— Goal —
Restate the full set of records exactly, without adding or dropping a word.

— Data for the task —
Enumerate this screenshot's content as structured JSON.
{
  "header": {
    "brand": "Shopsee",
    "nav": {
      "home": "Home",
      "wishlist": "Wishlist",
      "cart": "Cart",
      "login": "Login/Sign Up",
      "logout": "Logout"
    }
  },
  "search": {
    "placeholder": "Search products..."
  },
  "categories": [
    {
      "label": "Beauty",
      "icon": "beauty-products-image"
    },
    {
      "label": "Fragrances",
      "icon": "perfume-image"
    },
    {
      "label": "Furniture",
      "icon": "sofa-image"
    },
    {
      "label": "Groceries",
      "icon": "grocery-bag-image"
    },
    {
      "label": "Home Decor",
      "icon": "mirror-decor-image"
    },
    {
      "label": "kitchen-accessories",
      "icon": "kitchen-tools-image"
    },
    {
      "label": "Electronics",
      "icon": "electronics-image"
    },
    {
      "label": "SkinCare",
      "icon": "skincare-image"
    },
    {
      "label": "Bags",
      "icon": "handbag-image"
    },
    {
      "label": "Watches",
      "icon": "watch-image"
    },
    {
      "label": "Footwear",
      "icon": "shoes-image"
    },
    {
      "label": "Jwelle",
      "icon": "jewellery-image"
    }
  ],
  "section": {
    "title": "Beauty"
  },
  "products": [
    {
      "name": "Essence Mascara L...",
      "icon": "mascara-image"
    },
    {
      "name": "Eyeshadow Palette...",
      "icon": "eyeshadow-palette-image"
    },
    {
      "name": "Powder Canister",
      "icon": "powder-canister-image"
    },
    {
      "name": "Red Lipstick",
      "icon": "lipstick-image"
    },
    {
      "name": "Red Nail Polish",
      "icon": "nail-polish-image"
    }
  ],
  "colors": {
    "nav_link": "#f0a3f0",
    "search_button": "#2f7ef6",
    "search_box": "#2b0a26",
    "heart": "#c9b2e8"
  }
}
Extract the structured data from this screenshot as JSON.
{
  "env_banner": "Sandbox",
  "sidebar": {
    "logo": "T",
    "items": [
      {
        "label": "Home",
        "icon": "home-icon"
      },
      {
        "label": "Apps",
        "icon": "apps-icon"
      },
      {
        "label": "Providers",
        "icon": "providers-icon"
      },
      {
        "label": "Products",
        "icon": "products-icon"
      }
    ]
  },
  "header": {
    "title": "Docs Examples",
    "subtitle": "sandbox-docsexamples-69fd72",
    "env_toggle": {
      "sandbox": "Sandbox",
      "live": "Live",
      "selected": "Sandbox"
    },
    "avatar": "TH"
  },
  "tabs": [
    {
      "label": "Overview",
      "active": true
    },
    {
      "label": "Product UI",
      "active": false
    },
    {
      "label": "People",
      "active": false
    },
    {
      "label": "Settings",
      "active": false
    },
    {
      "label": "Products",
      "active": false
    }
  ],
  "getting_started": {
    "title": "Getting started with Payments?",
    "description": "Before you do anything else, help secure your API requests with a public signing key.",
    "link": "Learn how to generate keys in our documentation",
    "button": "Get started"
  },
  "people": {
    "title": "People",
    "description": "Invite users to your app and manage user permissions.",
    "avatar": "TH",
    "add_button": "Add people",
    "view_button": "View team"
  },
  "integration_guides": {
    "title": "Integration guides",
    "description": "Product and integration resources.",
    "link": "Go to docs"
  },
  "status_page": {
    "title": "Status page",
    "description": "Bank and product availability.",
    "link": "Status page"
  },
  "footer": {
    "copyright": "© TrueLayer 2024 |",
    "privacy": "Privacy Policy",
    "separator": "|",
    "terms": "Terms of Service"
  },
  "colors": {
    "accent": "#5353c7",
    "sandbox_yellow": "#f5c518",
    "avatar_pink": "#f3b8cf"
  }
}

— Solution to the exercise —
Enumerate this screenshot's content as structured JSON.
{
  "header": {
    "brand": "Shopsee",
    "nav": {
      "home": "Home",
      "wishlist": "Wishlist",
      "cart": "Cart",
      "login": "Login/Sign Up",
      "logout": "Logout"
    }
  },
  "search": {
    "placeholder": "Search products..."
  },
  "categories": [
    {
      "label": "Beauty",
      "icon": "beauty-products-image"
    },
    {
      "label": "Fragrances",
      "icon": "perfume-image"
    },
    {
      "label": "Furniture",
      "icon": "sofa-image"
    },
    {
      "label": "Groceries",
      "icon": "grocery-bag-image"
    },
    {
      "label": "Home Decor",
      "icon": "mirror-decor-image"
    },
    {
      "label": "kitchen-accessories",
      "icon": "kitchen-tools-image"
    },
    {
      "label": "Electronics",
      "icon": "electronics-image"
    },
    {
      "label": "SkinCare",
      "icon": "skincare-image"
    },
    {
      "label": "Bags",
      "icon": "handbag-image"
    },
    {
      "label": "Watches",
      "icon": "watch-image"
    },
    {
      "label": "Footwear",
      "icon": "shoes-image"
    },
    {
      "label": "Jwelle",
      "icon": "jewellery-image"
    }
  ],
  "section": {
    "title": "Beauty"
  },
  "products": [
    {
      "name": "Essence Mascara L...",
      "icon": "mascara-image"
    },
    {
      "name": "Eyeshadow Palette...",
      "icon": "eyeshadow-palette-image"
    },
    {
      "name": "Powder Canister",
      "icon": "powder-canister-image"
    },
    {
      "name": "Red Lipstick",
      "icon": "lipstick-image"
    },
    {
      "name": "Red Nail Polish",
      "icon": "nail-polish-image"
    }
  ],
  "colors": {
    "nav_link": "#f0a3f0",
    "search_button": "#2f7ef6",
    "search_box": "#2b0a26",
    "heart": "#c9b2e8"
  }
}
Extract the structured data from this screenshot as JSON.
{
  "env_banner": "Sandbox",
  "sidebar": {
    "logo": "T",
    "items": [
      {
        "label": "Home",
        "icon": "home-icon"
      },
      {
        "label": "Apps",
        "icon": "apps-icon"
      },
      {
        "label": "Providers",
        "icon": "providers-icon"
      },
      {
        "label": "Products",
        "icon": "products-icon"
      }
    ]
  },
  "header": {
    "title": "Docs Examples",
    "subtitle": "sandbox-docsexamples-69fd72",
    "env_toggle": {
      "sandbox": "Sandbox",
      "live": "Live",
      "selected": "Sandbox"
    },
    "avatar": "TH"
  },
  "tabs": [
    {
      "label": "Overview",
      "active": true
    },
    {
      "label": "Product UI",
      "active": false
    },
    {
      "label": "People",
      "active": false
    },
    {
      "label": "Settings",
      "active": false
    },
    {
      "label": "Products",
      "active": false
    }
  ],
  "getting_started": {
    "title": "Getting started with Payments?",
    "description": "Before you do anything else, help secure your API requests with a public signing key.",
    "link": "Learn how to generate keys in our documentation",
    "button": "Get started"
  },
  "people": {
    "title": "People",
    "description": "Invite users to your app and manage user permissions.",
    "avatar": "TH",
    "add_button": "Add people",
    "view_button": "View team"
  },
  "integration_guides": {
    "title": "Integration guides",
    "description": "Product and integration resources.",
    "link": "Go to docs"
  },
  "status_page": {
    "title": "Status page",
    "description": "Bank and product availability.",
    "link": "Status page"
  },
  "footer": {
    "copyright": "© TrueLayer 2024 |",
    "privacy": "Privacy Policy",
    "separator": "|",
    "terms": "Terms of Service"
  },
  "colors": {
    "accent": "#5353c7",
    "sandbox_yellow": "#f5c518",
    "avatar_pink": "#f3b8cf"
  }
}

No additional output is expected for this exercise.